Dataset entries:

▽

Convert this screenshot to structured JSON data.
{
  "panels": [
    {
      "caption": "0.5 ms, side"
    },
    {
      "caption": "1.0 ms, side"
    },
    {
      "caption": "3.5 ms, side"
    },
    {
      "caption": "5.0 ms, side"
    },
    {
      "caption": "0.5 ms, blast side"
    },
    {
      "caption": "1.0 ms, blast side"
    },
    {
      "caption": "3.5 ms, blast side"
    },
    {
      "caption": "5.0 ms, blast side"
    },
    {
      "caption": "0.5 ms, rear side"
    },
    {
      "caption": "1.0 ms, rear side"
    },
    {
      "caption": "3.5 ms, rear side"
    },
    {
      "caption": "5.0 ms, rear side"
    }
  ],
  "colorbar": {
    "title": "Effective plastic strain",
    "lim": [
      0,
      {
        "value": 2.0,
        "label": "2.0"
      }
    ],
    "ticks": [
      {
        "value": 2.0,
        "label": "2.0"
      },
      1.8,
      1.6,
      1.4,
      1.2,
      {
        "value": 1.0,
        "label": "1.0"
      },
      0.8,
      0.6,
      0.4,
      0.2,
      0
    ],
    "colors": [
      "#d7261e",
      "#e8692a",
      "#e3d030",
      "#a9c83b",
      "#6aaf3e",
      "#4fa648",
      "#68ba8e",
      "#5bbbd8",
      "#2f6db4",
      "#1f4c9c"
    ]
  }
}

△

TASK DESCRIPTION:
Make a list of all lines in the data that contain "caption".

EXPECTED OUTPUT:
      "caption": "0.5 ms, side"
      "caption": "1.0 ms, side"
      "caption": "3.5 ms, side"
      "caption": "5.0 ms, side"
      "caption": "0.5 ms, blast side"
      "caption": "1.0 ms, blast side"
      "caption": "3.5 ms, blast side"
      "caption": "5.0 ms, blast side"
      "caption": "0.5 ms, rear side"
      "caption": "1.0 ms, rear side"
      "caption": "3.5 ms, rear side"
      "caption": "5.0 ms, rear side"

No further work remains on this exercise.